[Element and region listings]
* start *

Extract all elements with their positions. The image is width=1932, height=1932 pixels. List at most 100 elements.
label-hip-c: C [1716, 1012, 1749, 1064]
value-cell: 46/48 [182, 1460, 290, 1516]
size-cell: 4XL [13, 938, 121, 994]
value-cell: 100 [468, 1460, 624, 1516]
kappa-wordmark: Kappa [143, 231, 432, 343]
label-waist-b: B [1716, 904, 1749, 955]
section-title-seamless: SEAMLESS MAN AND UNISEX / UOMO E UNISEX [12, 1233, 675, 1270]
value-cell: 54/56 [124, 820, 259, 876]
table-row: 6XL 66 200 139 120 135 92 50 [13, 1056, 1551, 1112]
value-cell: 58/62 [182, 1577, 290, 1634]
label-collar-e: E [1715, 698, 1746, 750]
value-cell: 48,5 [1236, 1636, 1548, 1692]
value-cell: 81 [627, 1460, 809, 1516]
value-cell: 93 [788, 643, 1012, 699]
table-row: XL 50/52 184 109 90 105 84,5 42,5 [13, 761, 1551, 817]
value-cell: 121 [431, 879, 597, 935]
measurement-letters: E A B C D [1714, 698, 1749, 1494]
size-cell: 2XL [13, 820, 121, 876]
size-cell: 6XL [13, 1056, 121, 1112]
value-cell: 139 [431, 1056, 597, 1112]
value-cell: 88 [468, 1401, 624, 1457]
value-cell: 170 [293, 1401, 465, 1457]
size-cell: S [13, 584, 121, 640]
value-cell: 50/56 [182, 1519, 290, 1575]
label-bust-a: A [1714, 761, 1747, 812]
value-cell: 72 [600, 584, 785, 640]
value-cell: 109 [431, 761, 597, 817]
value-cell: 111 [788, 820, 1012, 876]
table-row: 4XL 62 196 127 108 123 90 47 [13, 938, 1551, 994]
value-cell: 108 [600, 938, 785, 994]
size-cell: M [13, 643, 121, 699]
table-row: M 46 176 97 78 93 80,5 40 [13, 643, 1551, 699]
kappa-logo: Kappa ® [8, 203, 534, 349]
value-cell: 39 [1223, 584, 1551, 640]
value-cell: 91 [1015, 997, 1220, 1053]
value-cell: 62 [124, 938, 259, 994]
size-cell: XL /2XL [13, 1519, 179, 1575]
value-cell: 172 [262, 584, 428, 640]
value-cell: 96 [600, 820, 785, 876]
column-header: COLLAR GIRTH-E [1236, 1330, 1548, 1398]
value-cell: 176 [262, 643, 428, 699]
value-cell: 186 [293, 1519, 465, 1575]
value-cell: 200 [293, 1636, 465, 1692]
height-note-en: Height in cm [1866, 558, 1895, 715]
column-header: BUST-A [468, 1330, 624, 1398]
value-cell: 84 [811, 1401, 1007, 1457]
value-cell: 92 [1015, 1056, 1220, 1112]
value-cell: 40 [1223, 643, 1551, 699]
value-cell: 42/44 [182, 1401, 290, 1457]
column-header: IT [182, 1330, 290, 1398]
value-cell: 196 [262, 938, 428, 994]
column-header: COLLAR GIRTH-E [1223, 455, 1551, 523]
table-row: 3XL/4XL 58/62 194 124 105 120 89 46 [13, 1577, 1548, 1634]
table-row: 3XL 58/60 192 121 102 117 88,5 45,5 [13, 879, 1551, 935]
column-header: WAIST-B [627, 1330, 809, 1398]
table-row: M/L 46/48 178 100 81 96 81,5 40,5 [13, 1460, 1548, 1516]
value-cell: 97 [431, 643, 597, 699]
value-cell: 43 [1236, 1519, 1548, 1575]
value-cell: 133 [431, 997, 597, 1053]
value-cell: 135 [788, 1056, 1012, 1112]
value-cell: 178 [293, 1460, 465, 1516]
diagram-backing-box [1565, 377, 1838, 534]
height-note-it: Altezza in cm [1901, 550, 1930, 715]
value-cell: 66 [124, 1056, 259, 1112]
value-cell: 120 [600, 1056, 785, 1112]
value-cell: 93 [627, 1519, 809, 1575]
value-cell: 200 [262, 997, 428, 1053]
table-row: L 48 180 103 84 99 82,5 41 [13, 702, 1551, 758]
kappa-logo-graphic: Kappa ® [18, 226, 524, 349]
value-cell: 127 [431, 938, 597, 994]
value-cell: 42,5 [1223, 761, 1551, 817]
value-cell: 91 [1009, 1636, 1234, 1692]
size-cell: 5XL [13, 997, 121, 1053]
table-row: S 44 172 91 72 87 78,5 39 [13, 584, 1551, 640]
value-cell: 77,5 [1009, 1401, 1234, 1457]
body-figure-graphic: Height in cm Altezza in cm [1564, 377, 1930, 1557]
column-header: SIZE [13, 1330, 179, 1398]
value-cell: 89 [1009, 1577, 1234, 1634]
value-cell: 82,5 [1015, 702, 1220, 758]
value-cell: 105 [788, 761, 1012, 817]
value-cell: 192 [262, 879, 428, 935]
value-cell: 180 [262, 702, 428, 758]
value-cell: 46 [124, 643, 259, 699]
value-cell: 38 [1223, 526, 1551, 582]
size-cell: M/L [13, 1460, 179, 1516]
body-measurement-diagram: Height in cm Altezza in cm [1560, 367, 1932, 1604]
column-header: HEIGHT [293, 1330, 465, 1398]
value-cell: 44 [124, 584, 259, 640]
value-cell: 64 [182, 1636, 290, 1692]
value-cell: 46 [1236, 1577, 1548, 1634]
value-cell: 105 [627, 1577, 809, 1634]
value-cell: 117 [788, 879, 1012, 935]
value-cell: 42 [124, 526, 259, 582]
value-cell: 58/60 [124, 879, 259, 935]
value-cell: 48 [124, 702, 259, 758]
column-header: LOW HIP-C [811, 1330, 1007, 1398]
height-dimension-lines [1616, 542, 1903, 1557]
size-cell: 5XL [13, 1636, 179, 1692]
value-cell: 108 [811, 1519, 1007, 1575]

* end *

Could you retype every one of the rows above, character for character?

* Expected output *
Extract all elements with their positions. The image is width=1932, height=1932 pixels. List at most 100 elements.
label-hip-c: C [1716, 1012, 1749, 1064]
value-cell: 46/48 [182, 1460, 290, 1516]
size-cell: 4XL [13, 938, 121, 994]
value-cell: 100 [468, 1460, 624, 1516]
kappa-wordmark: Kappa [143, 231, 432, 343]
label-waist-b: B [1716, 904, 1749, 955]
section-title-seamless: SEAMLESS MAN AND UNISEX / UOMO E UNISEX [12, 1233, 675, 1270]
value-cell: 54/56 [124, 820, 259, 876]
table-row: 6XL 66 200 139 120 135 92 50 [13, 1056, 1551, 1112]
value-cell: 58/62 [182, 1577, 290, 1634]
label-collar-e: E [1715, 698, 1746, 750]
value-cell: 48,5 [1236, 1636, 1548, 1692]
value-cell: 81 [627, 1460, 809, 1516]
value-cell: 93 [788, 643, 1012, 699]
table-row: XL 50/52 184 109 90 105 84,5 42,5 [13, 761, 1551, 817]
value-cell: 121 [431, 879, 597, 935]
measurement-letters: E A B C D [1714, 698, 1749, 1494]
size-cell: 2XL [13, 820, 121, 876]
size-cell: 6XL [13, 1056, 121, 1112]
value-cell: 139 [431, 1056, 597, 1112]
value-cell: 88 [468, 1401, 624, 1457]
value-cell: 170 [293, 1401, 465, 1457]
size-cell: S [13, 584, 121, 640]
value-cell: 50/56 [182, 1519, 290, 1575]
label-bust-a: A [1714, 761, 1747, 812]
value-cell: 72 [600, 584, 785, 640]
value-cell: 109 [431, 761, 597, 817]
value-cell: 111 [788, 820, 1012, 876]
table-row: 4XL 62 196 127 108 123 90 47 [13, 938, 1551, 994]
value-cell: 108 [600, 938, 785, 994]
size-cell: M [13, 643, 121, 699]
table-row: M 46 176 97 78 93 80,5 40 [13, 643, 1551, 699]
kappa-logo: Kappa ® [8, 203, 534, 349]
value-cell: 39 [1223, 584, 1551, 640]
value-cell: 91 [1015, 997, 1220, 1053]
value-cell: 62 [124, 938, 259, 994]
size-cell: XL /2XL [13, 1519, 179, 1575]
value-cell: 172 [262, 584, 428, 640]
value-cell: 96 [600, 820, 785, 876]
column-header: COLLAR GIRTH-E [1236, 1330, 1548, 1398]
value-cell: 176 [262, 643, 428, 699]
value-cell: 186 [293, 1519, 465, 1575]
value-cell: 200 [293, 1636, 465, 1692]
height-note-en: Height in cm [1866, 558, 1895, 715]
column-header: BUST-A [468, 1330, 624, 1398]
value-cell: 84 [811, 1401, 1007, 1457]
value-cell: 92 [1015, 1056, 1220, 1112]
value-cell: 40 [1223, 643, 1551, 699]
value-cell: 42/44 [182, 1401, 290, 1457]
column-header: IT [182, 1330, 290, 1398]
value-cell: 196 [262, 938, 428, 994]
column-header: COLLAR GIRTH-E [1223, 455, 1551, 523]
table-row: 3XL/4XL 58/62 194 124 105 120 89 46 [13, 1577, 1548, 1634]
table-row: 3XL 58/60 192 121 102 117 88,5 45,5 [13, 879, 1551, 935]
column-header: WAIST-B [627, 1330, 809, 1398]
table-row: M/L 46/48 178 100 81 96 81,5 40,5 [13, 1460, 1548, 1516]
value-cell: 97 [431, 643, 597, 699]
value-cell: 43 [1236, 1519, 1548, 1575]
value-cell: 133 [431, 997, 597, 1053]
value-cell: 135 [788, 1056, 1012, 1112]
value-cell: 178 [293, 1460, 465, 1516]
diagram-backing-box [1565, 377, 1838, 534]
height-note-it: Altezza in cm [1901, 550, 1930, 715]
value-cell: 66 [124, 1056, 259, 1112]
value-cell: 120 [600, 1056, 785, 1112]
value-cell: 93 [627, 1519, 809, 1575]
value-cell: 200 [262, 997, 428, 1053]
table-row: L 48 180 103 84 99 82,5 41 [13, 702, 1551, 758]
kappa-logo-graphic: Kappa ® [18, 226, 524, 349]
value-cell: 127 [431, 938, 597, 994]
value-cell: 42,5 [1223, 761, 1551, 817]
value-cell: 91 [1009, 1636, 1234, 1692]
size-cell: 5XL [13, 997, 121, 1053]
table-row: S 44 172 91 72 87 78,5 39 [13, 584, 1551, 640]
value-cell: 77,5 [1009, 1401, 1234, 1457]
body-figure-graphic: Height in cm Altezza in cm [1564, 377, 1930, 1557]
column-header: SIZE [13, 1330, 179, 1398]
value-cell: 89 [1009, 1577, 1234, 1634]
value-cell: 82,5 [1015, 702, 1220, 758]
value-cell: 105 [788, 761, 1012, 817]
value-cell: 192 [262, 879, 428, 935]
value-cell: 180 [262, 702, 428, 758]
value-cell: 46 [124, 643, 259, 699]
value-cell: 38 [1223, 526, 1551, 582]
size-cell: M/L [13, 1460, 179, 1516]
body-measurement-diagram: Height in cm Altezza in cm [1560, 367, 1932, 1604]
column-header: HEIGHT [293, 1330, 465, 1398]
value-cell: 44 [124, 584, 259, 640]
value-cell: 64 [182, 1636, 290, 1692]
value-cell: 46 [1236, 1577, 1548, 1634]
value-cell: 105 [627, 1577, 809, 1634]
value-cell: 117 [788, 879, 1012, 935]
value-cell: 42 [124, 526, 259, 582]
value-cell: 58/60 [124, 879, 259, 935]
value-cell: 48 [124, 702, 259, 758]
column-header: LOW HIP-C [811, 1330, 1007, 1398]
height-dimension-lines [1616, 542, 1903, 1557]
size-cell: 5XL [13, 1636, 179, 1692]
value-cell: 108 [811, 1519, 1007, 1575]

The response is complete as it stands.